* Objectives
**a)** How would you render this sentence from the pre-law advising article in Spanish: "Ashley could not be reached for comment for this article."
**b)** According to the pre-law advising article, who will replace Perry Ashley as head of the University's Pre-Law Office?
**c)** Reproduce everything in the pre-law advising article from "Skip to Content, Navigation, or" down to "dean, Dunleavy said.".

--- Extracted text ---

Skip to Content, Navigation, or Footer.

Pre-law advising to be run by deans Dunleavy and Simmons

At the end of this semester, Executive Associate Dean of the College Perry Ashley will step down as the head of the University's Pre-Law Office and be replaced by Linda Dunleavy and Andrew Simmons, both associate deans of the College. Together, Simmons and Dunleavy will be responsible for pre-med, pre-law and fellowship advising.

The Pre-Law Office "helps students decide whether to attend law school, when to attend and how best to complete the application process," according to its Web site.

The change comes as part of restructuring the dean of the College's office, which will group similar responsibilities together under the same dean, Dunleavy said.

"One possible cluster is the post-baccalaureate cluster within the dean of the College office, including pre-law advising, pre-med advising and fellowship advising," she said. "Dean Simmons and I will be the primary professional staff in that cluster."

Simmons and Dunleavy both declined to comment on the reason for Ashley's departure. On Feb. 14 The Herald reported that Ashley was forced out amid the office's restructuring, but Dean of the College Katherine Bergeron told The Herald he was not fired. Ashley could not be reached for comment for this article.

--- Material supplied ---

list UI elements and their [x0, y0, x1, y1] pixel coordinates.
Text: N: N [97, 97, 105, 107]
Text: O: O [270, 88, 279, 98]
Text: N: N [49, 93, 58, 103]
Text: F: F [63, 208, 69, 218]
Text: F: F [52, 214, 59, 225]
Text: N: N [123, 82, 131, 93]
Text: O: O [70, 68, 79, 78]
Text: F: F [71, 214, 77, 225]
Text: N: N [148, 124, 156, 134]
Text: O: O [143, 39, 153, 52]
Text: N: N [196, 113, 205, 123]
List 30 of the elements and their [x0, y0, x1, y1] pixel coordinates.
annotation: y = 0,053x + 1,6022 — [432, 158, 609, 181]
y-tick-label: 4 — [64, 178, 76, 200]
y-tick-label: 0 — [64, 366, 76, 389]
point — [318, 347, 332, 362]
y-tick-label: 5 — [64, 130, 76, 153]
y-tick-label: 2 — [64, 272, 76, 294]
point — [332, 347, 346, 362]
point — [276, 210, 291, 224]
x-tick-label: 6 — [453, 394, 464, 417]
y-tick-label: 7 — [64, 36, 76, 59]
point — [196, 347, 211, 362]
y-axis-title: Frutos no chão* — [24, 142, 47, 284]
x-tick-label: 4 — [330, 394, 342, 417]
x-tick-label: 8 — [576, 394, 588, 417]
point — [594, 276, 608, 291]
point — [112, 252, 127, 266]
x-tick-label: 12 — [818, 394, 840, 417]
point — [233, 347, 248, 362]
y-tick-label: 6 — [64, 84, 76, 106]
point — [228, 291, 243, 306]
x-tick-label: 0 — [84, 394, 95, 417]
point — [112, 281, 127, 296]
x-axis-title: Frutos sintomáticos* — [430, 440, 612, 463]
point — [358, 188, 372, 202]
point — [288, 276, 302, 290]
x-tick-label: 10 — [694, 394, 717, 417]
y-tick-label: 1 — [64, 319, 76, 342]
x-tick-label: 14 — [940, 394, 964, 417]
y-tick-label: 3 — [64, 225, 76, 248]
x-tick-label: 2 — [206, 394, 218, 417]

---

* Outputs
**a)** No fue posible contactar a Ashley para que hiciera comentarios para este artículo.

**b)** Linda Dunleavy and Andrew Simmons, both associate deans of the College.

**c)**
Skip to Content, Navigation, or Footer.

Pre-law advising to be run by deans Dunleavy and Simmons

At the end of this semester, Executive Associate Dean of the College Perry Ashley will step down as the head of the University's Pre-Law Office and be replaced by Linda Dunleavy and Andrew Simmons, both associate deans of the College. Together, Simmons and Dunleavy will be responsible for pre-med, pre-law and fellowship advising.

The Pre-Law Office "helps students decide whether to attend law school, when to attend and how best to complete the application process," according to its Web site.

The change comes as part of restructuring the dean of the College's office, which will group similar responsibilities together under the same dean, Dunleavy said.